* _Document section_
For all these reasons, it’s critical for social enterprises and nonprofit organizations tackling global challenges like poverty, climate change, sexual violence, or homelessness to understand branding.
Demonstrate the value of prioritizing brand thinking within your organization (Jump here)
Equip you with the steps you need to implement your own brand strategy in order to build connections, galvanize movements, inspire action, and connect people to something bigger than themselves (Jump here)
Provide an in-depth case study of the rebranding initiative for Girl Scouts (Jump here)
What is branding?
Let’s start with some good old fashioned myth-busting.
Myth #1 - Branding is a cosmetic layer.
Nope! It’s actually embedded in every workflow and decision - from setting business goals, to building strategic partnerships, to hiring new team members.
Myth #2: Branding is something you do once in a workshop.
Not the case. While a workshop can be a good way to kick off the brand thinking process, branding is a continuous, everyday activity.
Myth #3: Branding is an overhead cost.
Certainly not. Branding leverages an organization’s other investments by attracting more customers, supporters, and talent, all of which grow impact and revenues.
Myth #4: Branding only concerns the marketing team.

* _Goal 1_
List every myth about branding that the branding text names.

* _Records_
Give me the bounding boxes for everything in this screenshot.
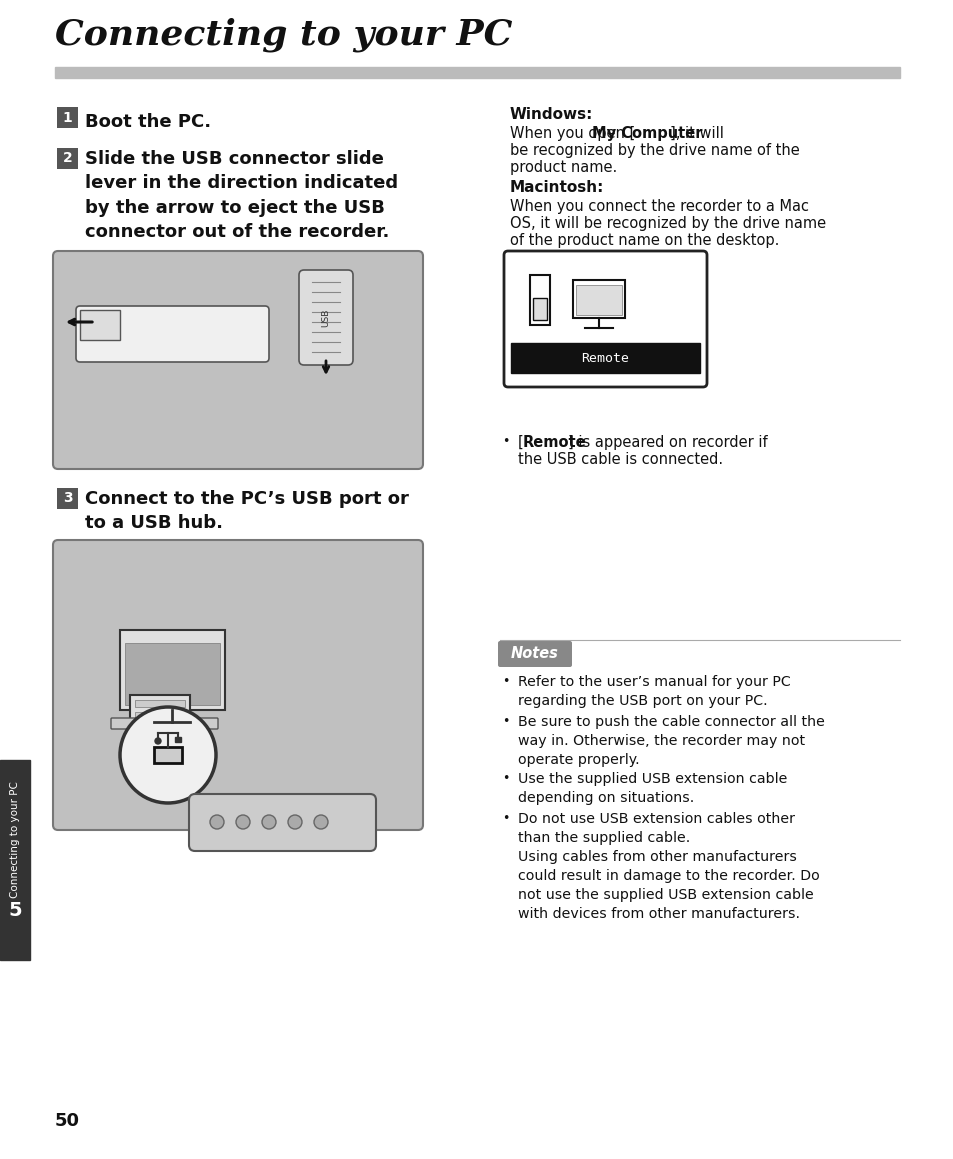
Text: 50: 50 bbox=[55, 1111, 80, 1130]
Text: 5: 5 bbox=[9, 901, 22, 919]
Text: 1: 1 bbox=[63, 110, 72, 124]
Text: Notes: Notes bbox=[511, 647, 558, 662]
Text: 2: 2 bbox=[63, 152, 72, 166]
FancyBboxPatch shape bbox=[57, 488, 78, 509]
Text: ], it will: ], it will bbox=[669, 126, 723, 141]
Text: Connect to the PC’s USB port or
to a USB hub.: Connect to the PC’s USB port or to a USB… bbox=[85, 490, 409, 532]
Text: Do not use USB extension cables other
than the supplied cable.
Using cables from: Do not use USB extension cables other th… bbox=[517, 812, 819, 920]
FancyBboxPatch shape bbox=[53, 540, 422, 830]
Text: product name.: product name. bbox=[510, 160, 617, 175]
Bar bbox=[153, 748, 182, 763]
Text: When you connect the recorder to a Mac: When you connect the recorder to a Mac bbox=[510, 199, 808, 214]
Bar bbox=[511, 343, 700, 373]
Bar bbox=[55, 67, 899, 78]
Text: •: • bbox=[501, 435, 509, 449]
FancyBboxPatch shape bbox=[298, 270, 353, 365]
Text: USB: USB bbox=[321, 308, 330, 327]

* _Goal 2_
Arrange the part of the rows that opens with the line containing "Text: 50: 50 bbox=[55, 1111, 80, 1130]" and closes with the line containing "FancyBboxPatch shape bbox=[57, 488, 78, 509]" as a Markdown table with the columns Number and Row line, leaving out blank lines.

* _Complete response 1_
- Branding is a cosmetic layer.
- Branding is something you do once in a workshop.
- Branding is an overhead cost.
- Branding only concerns the marketing team.

* _Complete response 2_
| Number | Row line |
|---|---|
| 1 | Text: 50: 50 bbox=[55, 1111, 80, 1130] |
| 2 | Text: 5: 5 bbox=[9, 901, 22, 919] |
| 3 | Text: 1: 1 bbox=[63, 110, 72, 124] |
| 4 | Text: Notes: Notes bbox=[511, 647, 558, 662] |
| 5 | Text: 2: 2 bbox=[63, 152, 72, 166] |
| 6 | FancyBboxPatch shape bbox=[57, 488, 78, 509] |